* DATA TO PROCESS:
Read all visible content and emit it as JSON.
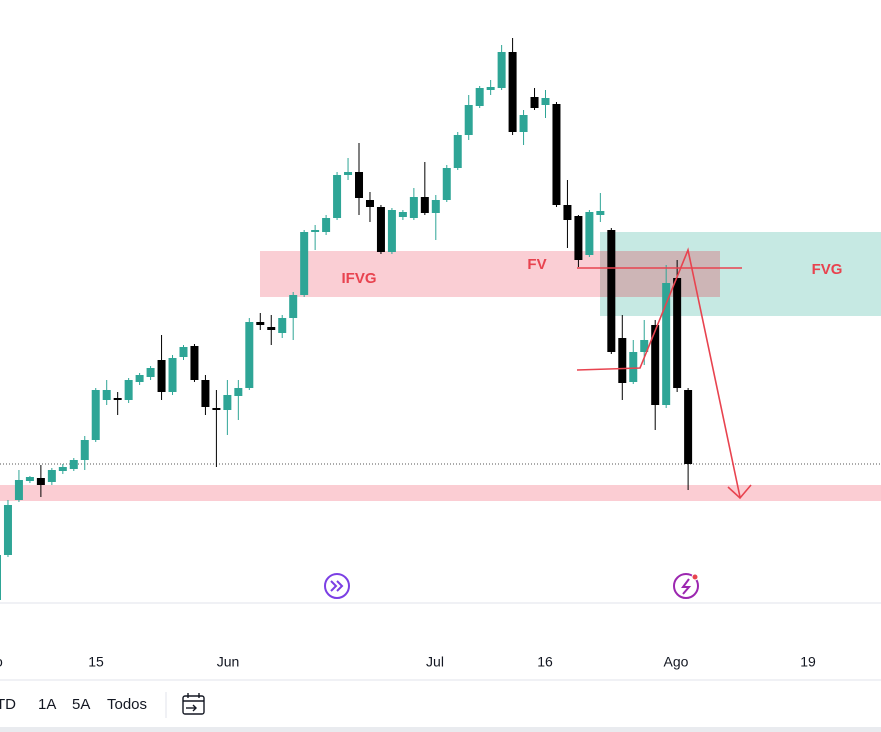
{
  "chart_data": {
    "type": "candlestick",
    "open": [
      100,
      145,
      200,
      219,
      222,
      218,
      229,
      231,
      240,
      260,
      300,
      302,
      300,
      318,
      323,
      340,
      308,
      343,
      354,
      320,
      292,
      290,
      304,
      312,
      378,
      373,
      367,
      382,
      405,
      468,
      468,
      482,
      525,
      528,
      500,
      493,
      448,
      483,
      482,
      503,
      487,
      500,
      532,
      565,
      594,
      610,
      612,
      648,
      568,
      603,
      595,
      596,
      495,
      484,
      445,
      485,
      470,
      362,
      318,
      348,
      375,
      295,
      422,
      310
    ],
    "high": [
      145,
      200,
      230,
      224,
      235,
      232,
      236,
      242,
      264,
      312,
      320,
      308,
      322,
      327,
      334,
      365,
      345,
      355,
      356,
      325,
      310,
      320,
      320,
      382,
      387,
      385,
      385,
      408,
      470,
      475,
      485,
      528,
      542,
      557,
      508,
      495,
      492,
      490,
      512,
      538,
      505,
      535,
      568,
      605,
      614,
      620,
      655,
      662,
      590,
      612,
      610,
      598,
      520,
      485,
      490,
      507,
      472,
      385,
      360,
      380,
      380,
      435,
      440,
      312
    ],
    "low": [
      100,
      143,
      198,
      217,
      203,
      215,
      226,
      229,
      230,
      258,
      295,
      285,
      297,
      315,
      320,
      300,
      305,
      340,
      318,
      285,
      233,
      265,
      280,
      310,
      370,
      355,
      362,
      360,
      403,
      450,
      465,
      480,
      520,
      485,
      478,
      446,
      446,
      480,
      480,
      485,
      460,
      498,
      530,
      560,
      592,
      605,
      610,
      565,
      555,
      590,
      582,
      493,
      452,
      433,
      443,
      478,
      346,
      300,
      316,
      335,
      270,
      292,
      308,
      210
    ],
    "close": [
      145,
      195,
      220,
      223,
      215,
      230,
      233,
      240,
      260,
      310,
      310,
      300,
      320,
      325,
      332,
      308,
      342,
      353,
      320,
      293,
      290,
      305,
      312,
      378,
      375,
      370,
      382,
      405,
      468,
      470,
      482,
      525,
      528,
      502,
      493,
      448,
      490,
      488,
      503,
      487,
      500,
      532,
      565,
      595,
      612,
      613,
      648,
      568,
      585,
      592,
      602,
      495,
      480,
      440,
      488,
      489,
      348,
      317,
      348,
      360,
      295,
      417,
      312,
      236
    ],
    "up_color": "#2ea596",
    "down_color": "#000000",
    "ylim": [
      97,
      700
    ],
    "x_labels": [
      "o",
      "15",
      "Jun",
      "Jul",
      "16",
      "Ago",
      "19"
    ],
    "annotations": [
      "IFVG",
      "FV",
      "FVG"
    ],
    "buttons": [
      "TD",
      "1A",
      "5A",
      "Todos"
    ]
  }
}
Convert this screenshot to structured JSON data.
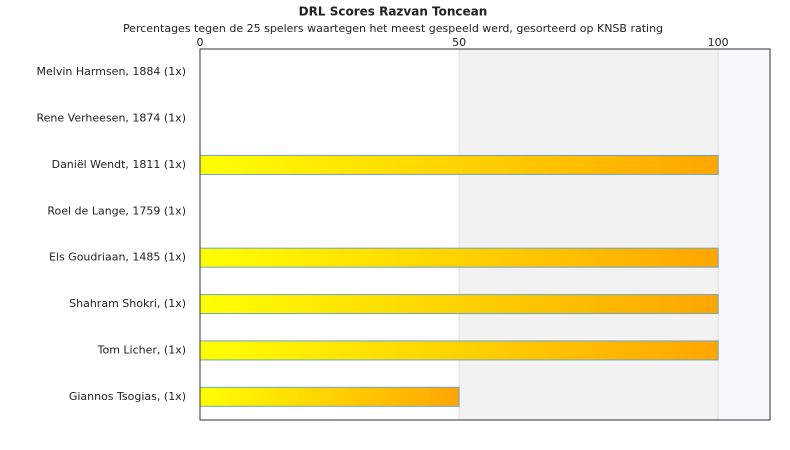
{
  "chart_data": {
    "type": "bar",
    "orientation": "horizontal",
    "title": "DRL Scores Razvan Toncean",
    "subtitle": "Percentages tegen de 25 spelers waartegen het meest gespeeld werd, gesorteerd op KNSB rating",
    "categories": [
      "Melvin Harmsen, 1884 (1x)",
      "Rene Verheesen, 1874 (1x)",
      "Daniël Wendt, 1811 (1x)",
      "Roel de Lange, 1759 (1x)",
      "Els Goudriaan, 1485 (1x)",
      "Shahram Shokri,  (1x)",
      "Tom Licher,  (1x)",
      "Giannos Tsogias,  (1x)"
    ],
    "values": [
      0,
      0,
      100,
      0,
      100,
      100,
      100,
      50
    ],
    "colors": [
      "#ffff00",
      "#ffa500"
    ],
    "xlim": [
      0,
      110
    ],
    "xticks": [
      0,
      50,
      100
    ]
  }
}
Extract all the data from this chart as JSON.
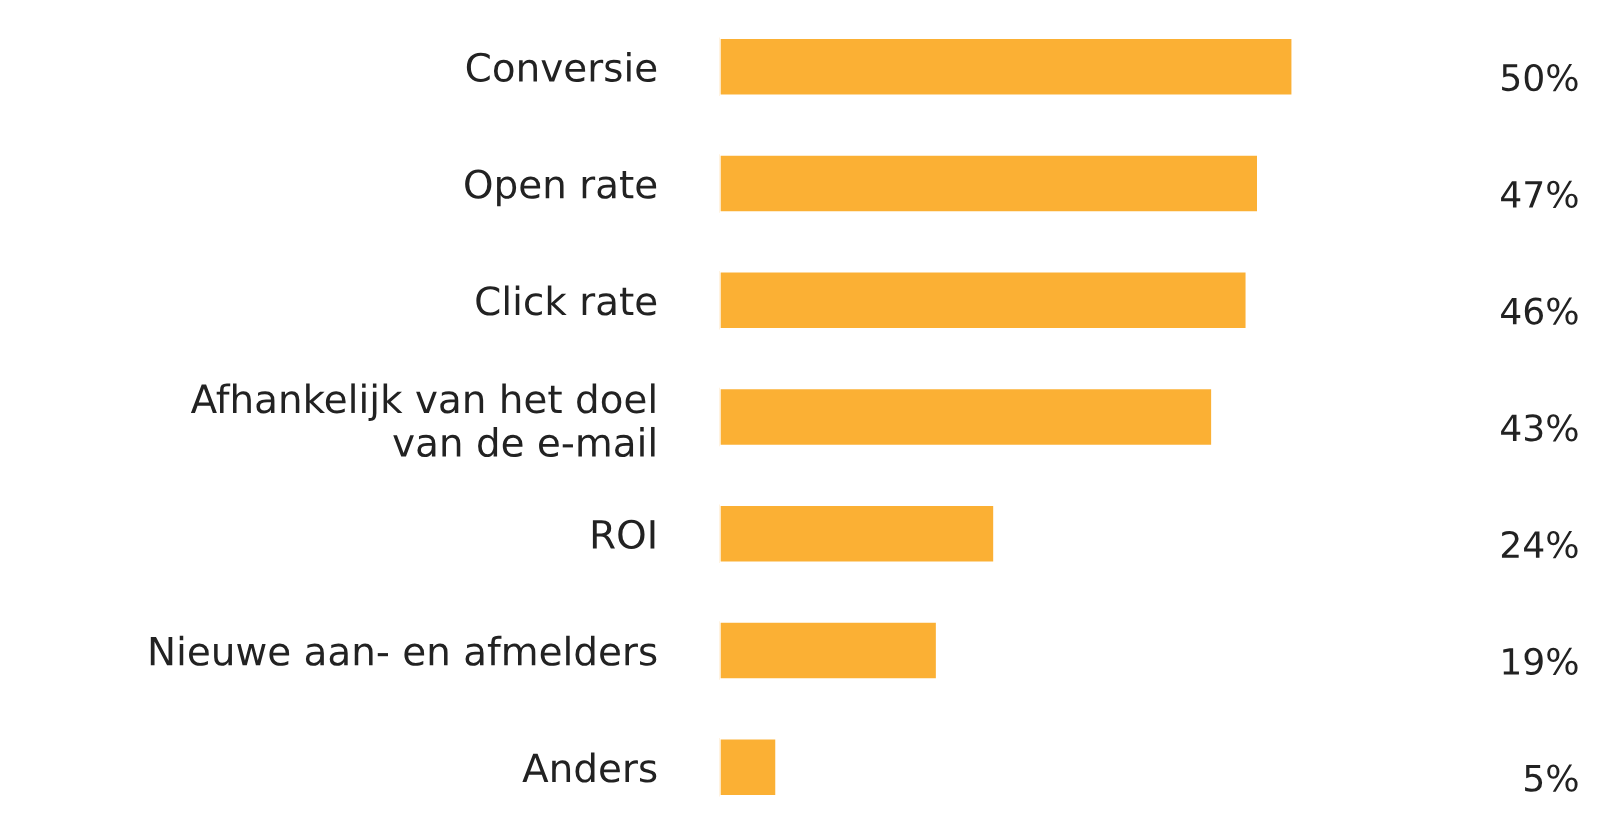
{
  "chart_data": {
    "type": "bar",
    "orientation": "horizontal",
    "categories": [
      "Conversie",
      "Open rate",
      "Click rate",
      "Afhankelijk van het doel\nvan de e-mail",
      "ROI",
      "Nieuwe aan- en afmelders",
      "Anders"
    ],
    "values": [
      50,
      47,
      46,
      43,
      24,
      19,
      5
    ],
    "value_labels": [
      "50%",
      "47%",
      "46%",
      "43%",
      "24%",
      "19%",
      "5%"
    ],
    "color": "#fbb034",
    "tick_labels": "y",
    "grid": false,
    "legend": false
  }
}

---

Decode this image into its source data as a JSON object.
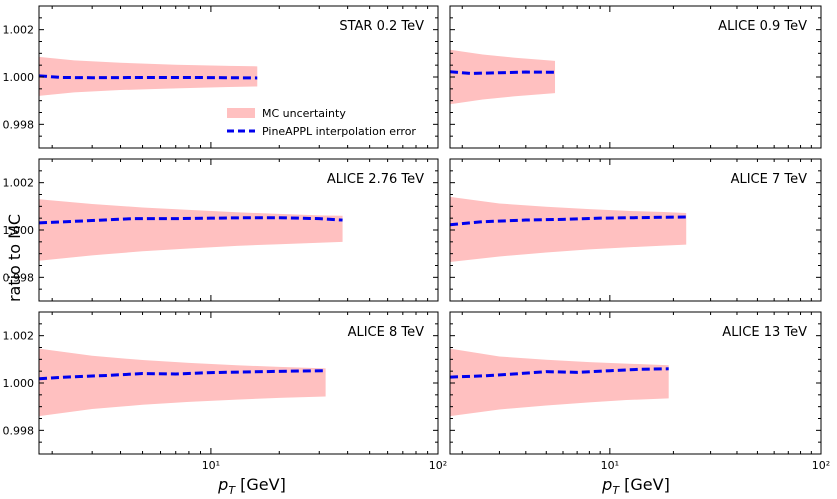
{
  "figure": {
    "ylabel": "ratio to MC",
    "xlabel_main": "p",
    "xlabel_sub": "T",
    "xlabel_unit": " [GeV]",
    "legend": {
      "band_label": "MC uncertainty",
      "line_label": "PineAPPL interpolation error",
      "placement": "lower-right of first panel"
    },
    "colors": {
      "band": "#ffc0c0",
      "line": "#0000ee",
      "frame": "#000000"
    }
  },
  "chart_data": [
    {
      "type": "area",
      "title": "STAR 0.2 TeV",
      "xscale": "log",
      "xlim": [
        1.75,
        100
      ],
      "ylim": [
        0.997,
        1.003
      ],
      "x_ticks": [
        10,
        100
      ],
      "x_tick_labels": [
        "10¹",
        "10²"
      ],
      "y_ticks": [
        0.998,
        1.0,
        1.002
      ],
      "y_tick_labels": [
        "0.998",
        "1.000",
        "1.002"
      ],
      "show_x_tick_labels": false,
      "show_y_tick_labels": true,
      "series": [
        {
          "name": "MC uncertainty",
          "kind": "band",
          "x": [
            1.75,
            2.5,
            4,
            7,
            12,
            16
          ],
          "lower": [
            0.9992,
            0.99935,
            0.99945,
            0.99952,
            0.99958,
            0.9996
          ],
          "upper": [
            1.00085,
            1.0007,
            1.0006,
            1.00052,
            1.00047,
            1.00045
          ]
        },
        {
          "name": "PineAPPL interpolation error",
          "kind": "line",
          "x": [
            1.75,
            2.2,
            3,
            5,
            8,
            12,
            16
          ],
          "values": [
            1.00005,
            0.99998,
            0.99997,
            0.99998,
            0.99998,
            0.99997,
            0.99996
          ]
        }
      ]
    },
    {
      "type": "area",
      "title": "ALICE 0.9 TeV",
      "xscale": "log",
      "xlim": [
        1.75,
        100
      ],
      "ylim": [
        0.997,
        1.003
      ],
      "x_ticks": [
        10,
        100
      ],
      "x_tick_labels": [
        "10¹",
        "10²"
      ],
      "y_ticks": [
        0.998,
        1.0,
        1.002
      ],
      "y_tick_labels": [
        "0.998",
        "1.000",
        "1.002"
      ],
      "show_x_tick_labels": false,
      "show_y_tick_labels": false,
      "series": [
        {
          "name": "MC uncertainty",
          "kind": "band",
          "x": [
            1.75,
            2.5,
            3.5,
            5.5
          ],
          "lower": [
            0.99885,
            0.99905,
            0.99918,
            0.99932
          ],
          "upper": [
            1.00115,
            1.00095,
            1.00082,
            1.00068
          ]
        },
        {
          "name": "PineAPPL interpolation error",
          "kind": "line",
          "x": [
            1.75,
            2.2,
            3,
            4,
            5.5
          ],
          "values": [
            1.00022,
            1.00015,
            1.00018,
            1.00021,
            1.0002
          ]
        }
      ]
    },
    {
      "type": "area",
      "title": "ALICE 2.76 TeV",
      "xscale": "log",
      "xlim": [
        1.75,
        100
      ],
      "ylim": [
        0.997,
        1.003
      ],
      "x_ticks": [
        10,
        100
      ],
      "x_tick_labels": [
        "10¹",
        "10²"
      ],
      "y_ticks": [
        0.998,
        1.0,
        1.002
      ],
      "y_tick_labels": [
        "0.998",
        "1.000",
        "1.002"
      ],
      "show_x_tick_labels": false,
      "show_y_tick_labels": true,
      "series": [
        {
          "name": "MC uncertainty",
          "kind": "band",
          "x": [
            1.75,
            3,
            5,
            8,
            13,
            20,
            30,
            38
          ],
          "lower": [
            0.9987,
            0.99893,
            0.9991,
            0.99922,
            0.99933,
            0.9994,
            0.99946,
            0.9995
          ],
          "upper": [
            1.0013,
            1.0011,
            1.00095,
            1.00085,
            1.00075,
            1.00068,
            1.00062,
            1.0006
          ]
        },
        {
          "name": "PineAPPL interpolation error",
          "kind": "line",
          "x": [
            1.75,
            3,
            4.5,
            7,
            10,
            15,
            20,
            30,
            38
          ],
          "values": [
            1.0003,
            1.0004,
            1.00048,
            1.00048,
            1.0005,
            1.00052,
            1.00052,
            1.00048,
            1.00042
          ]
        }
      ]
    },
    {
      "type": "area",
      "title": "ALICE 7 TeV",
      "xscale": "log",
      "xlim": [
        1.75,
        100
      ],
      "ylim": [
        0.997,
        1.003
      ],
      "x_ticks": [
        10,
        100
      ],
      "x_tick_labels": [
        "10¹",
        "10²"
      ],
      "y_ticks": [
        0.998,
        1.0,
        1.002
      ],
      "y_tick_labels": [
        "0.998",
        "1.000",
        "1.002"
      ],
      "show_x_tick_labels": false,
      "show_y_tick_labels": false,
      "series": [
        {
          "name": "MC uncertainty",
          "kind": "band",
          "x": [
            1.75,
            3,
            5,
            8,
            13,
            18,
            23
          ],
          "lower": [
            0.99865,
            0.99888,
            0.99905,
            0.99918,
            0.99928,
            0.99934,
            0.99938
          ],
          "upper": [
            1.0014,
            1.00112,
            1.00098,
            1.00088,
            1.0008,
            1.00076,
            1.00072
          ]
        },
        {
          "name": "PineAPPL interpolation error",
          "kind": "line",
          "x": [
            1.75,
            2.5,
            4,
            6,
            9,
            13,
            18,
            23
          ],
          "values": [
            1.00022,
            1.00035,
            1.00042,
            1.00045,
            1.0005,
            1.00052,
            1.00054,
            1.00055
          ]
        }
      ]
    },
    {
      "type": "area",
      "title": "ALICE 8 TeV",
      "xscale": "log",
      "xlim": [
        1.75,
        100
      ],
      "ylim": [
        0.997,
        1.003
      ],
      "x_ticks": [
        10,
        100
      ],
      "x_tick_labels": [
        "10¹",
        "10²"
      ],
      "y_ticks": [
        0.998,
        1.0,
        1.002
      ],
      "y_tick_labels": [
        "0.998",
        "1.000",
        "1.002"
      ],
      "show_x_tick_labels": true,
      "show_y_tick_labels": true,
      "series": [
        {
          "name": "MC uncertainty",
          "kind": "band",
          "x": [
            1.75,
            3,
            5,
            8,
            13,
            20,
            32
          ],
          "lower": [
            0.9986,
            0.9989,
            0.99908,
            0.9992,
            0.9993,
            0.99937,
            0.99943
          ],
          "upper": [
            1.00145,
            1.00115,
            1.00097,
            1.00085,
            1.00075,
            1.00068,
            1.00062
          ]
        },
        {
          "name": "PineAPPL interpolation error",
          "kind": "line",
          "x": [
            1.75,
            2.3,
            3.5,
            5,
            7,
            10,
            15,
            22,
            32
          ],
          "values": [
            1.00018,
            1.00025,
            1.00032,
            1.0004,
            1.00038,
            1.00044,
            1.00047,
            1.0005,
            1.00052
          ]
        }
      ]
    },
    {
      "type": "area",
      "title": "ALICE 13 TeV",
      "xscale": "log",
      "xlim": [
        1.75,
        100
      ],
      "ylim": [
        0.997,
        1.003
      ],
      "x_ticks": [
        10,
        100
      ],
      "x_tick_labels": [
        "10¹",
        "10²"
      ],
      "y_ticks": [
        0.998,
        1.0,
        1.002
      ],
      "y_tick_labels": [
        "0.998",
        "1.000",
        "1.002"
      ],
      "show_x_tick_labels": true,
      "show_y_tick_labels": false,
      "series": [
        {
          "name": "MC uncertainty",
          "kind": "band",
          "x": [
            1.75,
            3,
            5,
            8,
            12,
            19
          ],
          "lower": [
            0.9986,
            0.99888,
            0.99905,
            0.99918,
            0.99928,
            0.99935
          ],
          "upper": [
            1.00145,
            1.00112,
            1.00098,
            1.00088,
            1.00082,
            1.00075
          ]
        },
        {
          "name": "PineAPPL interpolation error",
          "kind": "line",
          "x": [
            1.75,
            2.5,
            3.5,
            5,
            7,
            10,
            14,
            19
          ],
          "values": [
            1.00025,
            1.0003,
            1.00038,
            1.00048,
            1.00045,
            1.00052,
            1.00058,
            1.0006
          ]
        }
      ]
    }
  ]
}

* PROBLEM STATEMENT: List the lines of the entries that include "this".

* RESPONSE TO THE EXERCISE:
Convert this screenshot to structured JSON data.
Extract all the data from this chart as JSON.
Decode this image into its source data as a JSON object.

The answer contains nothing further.